§ **Goal**:
Can you transcribe every line exactly and leave the pictures behind?

Items from a data source
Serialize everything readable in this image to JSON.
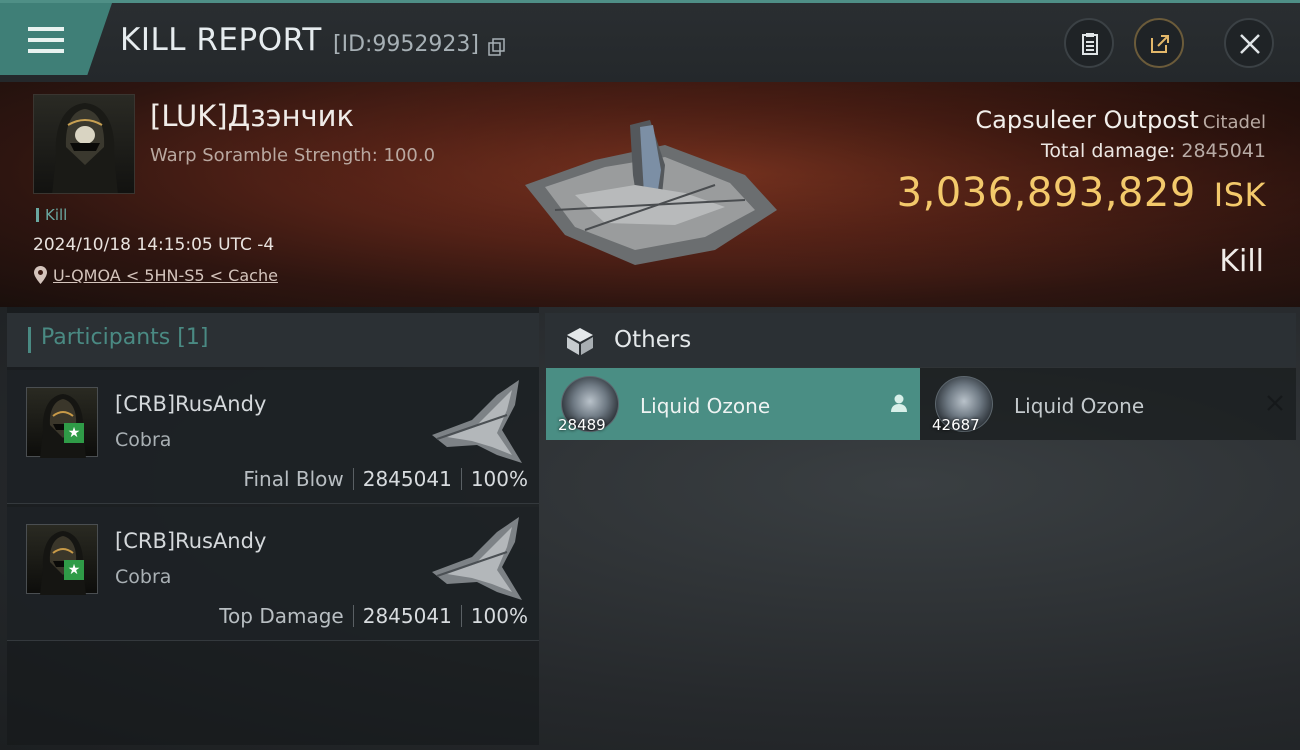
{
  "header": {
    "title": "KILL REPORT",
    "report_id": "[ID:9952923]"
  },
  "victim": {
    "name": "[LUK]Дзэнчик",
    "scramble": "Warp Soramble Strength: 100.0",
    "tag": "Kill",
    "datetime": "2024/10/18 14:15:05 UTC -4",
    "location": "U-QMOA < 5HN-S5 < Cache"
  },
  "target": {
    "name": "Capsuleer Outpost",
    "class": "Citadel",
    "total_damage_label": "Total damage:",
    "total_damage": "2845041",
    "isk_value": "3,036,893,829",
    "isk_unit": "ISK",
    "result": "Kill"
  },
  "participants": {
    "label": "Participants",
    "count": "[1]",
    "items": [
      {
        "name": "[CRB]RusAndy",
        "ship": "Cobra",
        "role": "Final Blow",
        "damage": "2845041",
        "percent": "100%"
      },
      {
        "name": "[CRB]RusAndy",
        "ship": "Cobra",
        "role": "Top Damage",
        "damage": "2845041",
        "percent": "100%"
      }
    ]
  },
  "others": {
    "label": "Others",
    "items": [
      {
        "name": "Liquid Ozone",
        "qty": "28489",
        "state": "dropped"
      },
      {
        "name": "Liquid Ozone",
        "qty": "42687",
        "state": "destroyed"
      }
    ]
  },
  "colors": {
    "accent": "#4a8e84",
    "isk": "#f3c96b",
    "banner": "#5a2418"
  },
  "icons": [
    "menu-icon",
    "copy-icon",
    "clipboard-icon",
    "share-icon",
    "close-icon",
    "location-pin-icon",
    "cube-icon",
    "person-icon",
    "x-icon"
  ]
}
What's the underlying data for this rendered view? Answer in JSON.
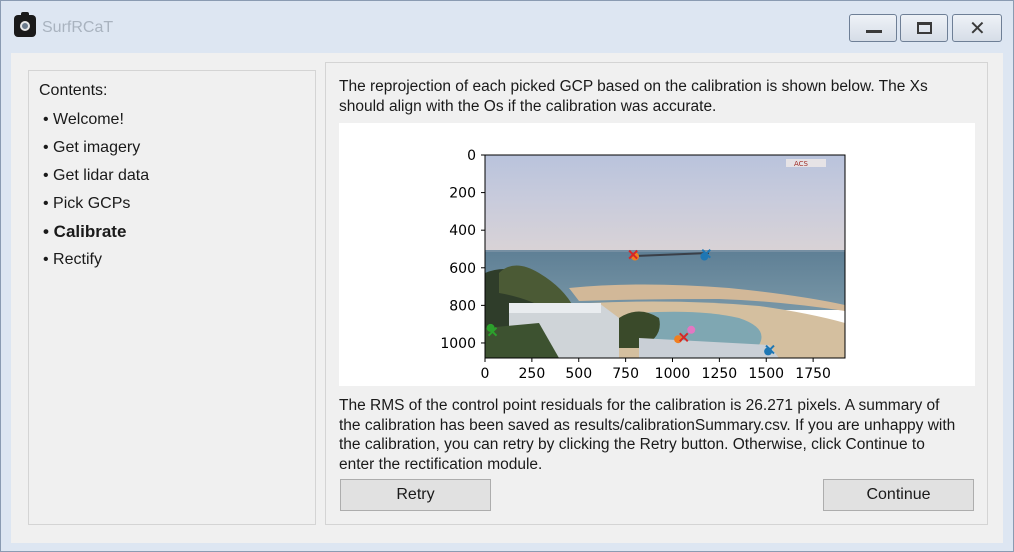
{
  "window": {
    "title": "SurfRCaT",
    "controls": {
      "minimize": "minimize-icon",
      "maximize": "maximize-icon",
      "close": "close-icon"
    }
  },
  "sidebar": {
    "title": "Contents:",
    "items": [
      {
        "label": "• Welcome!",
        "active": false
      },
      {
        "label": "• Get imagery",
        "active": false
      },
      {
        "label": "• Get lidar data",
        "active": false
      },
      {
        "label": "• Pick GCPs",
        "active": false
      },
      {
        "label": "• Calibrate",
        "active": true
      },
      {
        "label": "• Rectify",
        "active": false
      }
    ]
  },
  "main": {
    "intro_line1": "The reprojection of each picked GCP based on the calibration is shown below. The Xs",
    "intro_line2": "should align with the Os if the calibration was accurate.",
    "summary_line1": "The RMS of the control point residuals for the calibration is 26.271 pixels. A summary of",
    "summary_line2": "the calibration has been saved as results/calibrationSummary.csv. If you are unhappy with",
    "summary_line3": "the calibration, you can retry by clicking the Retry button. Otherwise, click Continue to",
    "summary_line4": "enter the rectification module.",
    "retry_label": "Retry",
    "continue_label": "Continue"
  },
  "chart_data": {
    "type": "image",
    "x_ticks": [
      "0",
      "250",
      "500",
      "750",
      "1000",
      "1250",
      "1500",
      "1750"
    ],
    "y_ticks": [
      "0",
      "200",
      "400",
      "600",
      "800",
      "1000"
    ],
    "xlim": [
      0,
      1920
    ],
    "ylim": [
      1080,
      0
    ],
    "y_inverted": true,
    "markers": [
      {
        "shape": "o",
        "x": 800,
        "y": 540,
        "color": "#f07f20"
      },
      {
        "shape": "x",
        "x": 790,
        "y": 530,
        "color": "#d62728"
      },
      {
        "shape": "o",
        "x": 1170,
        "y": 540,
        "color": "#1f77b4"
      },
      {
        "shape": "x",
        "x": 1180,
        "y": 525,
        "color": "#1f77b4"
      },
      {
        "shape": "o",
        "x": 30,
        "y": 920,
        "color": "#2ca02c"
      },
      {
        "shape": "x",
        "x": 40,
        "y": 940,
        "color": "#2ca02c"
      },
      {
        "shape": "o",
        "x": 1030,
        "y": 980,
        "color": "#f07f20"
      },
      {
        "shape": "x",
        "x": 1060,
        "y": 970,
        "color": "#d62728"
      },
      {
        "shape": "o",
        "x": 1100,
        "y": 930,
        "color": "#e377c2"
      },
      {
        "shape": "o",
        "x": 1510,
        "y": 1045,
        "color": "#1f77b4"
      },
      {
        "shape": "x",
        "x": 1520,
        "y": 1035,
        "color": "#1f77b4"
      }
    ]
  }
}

§ **Result for this exercise**:
Serialize everything readable in this image to JSON.
{
  "header": {
    "title": "KILL REPORT",
    "report_id": "[ID:9952923]"
  },
  "victim": {
    "name": "[LUK]Дзэнчик",
    "scramble": "Warp Soramble Strength: 100.0",
    "tag": "Kill",
    "datetime": "2024/10/18 14:15:05 UTC -4",
    "location": "U-QMOA < 5HN-S5 < Cache"
  },
  "target": {
    "name": "Capsuleer Outpost",
    "class": "Citadel",
    "total_damage_label": "Total damage:",
    "total_damage": "2845041",
    "isk_value": "3,036,893,829",
    "isk_unit": "ISK",
    "result": "Kill"
  },
  "participants": {
    "label": "Participants",
    "count": "[1]",
    "items": [
      {
        "name": "[CRB]RusAndy",
        "ship": "Cobra",
        "role": "Final Blow",
        "damage": "2845041",
        "percent": "100%"
      },
      {
        "name": "[CRB]RusAndy",
        "ship": "Cobra",
        "role": "Top Damage",
        "damage": "2845041",
        "percent": "100%"
      }
    ]
  },
  "others": {
    "label": "Others",
    "items": [
      {
        "name": "Liquid Ozone",
        "qty": "28489",
        "state": "dropped"
      },
      {
        "name": "Liquid Ozone",
        "qty": "42687",
        "state": "destroyed"
      }
    ]
  },
  "colors": {
    "accent": "#4a8e84",
    "isk": "#f3c96b",
    "banner": "#5a2418"
  },
  "icons": [
    "menu-icon",
    "copy-icon",
    "clipboard-icon",
    "share-icon",
    "close-icon",
    "location-pin-icon",
    "cube-icon",
    "person-icon",
    "x-icon"
  ]
}
What's the underlying data for this rendered view? Answer in JSON.
{
  "window": {
    "title": "SurfRCaT",
    "controls": {
      "minimize": "minimize-icon",
      "maximize": "maximize-icon",
      "close": "close-icon"
    }
  },
  "sidebar": {
    "title": "Contents:",
    "items": [
      {
        "label": "• Welcome!",
        "active": false
      },
      {
        "label": "• Get imagery",
        "active": false
      },
      {
        "label": "• Get lidar data",
        "active": false
      },
      {
        "label": "• Pick GCPs",
        "active": false
      },
      {
        "label": "• Calibrate",
        "active": true
      },
      {
        "label": "• Rectify",
        "active": false
      }
    ]
  },
  "main": {
    "intro_line1": "The reprojection of each picked GCP based on the calibration is shown below. The Xs",
    "intro_line2": "should align with the Os if the calibration was accurate.",
    "summary_line1": "The RMS of the control point residuals for the calibration is 26.271 pixels. A summary of",
    "summary_line2": "the calibration has been saved as results/calibrationSummary.csv. If you are unhappy with",
    "summary_line3": "the calibration, you can retry by clicking the Retry button. Otherwise, click Continue to",
    "summary_line4": "enter the rectification module.",
    "retry_label": "Retry",
    "continue_label": "Continue"
  },
  "chart_data": {
    "type": "image",
    "x_ticks": [
      "0",
      "250",
      "500",
      "750",
      "1000",
      "1250",
      "1500",
      "1750"
    ],
    "y_ticks": [
      "0",
      "200",
      "400",
      "600",
      "800",
      "1000"
    ],
    "xlim": [
      0,
      1920
    ],
    "ylim": [
      1080,
      0
    ],
    "y_inverted": true,
    "markers": [
      {
        "shape": "o",
        "x": 800,
        "y": 540,
        "color": "#f07f20"
      },
      {
        "shape": "x",
        "x": 790,
        "y": 530,
        "color": "#d62728"
      },
      {
        "shape": "o",
        "x": 1170,
        "y": 540,
        "color": "#1f77b4"
      },
      {
        "shape": "x",
        "x": 1180,
        "y": 525,
        "color": "#1f77b4"
      },
      {
        "shape": "o",
        "x": 30,
        "y": 920,
        "color": "#2ca02c"
      },
      {
        "shape": "x",
        "x": 40,
        "y": 940,
        "color": "#2ca02c"
      },
      {
        "shape": "o",
        "x": 1030,
        "y": 980,
        "color": "#f07f20"
      },
      {
        "shape": "x",
        "x": 1060,
        "y": 970,
        "color": "#d62728"
      },
      {
        "shape": "o",
        "x": 1100,
        "y": 930,
        "color": "#e377c2"
      },
      {
        "shape": "o",
        "x": 1510,
        "y": 1045,
        "color": "#1f77b4"
      },
      {
        "shape": "x",
        "x": 1520,
        "y": 1035,
        "color": "#1f77b4"
      }
    ]
  }
}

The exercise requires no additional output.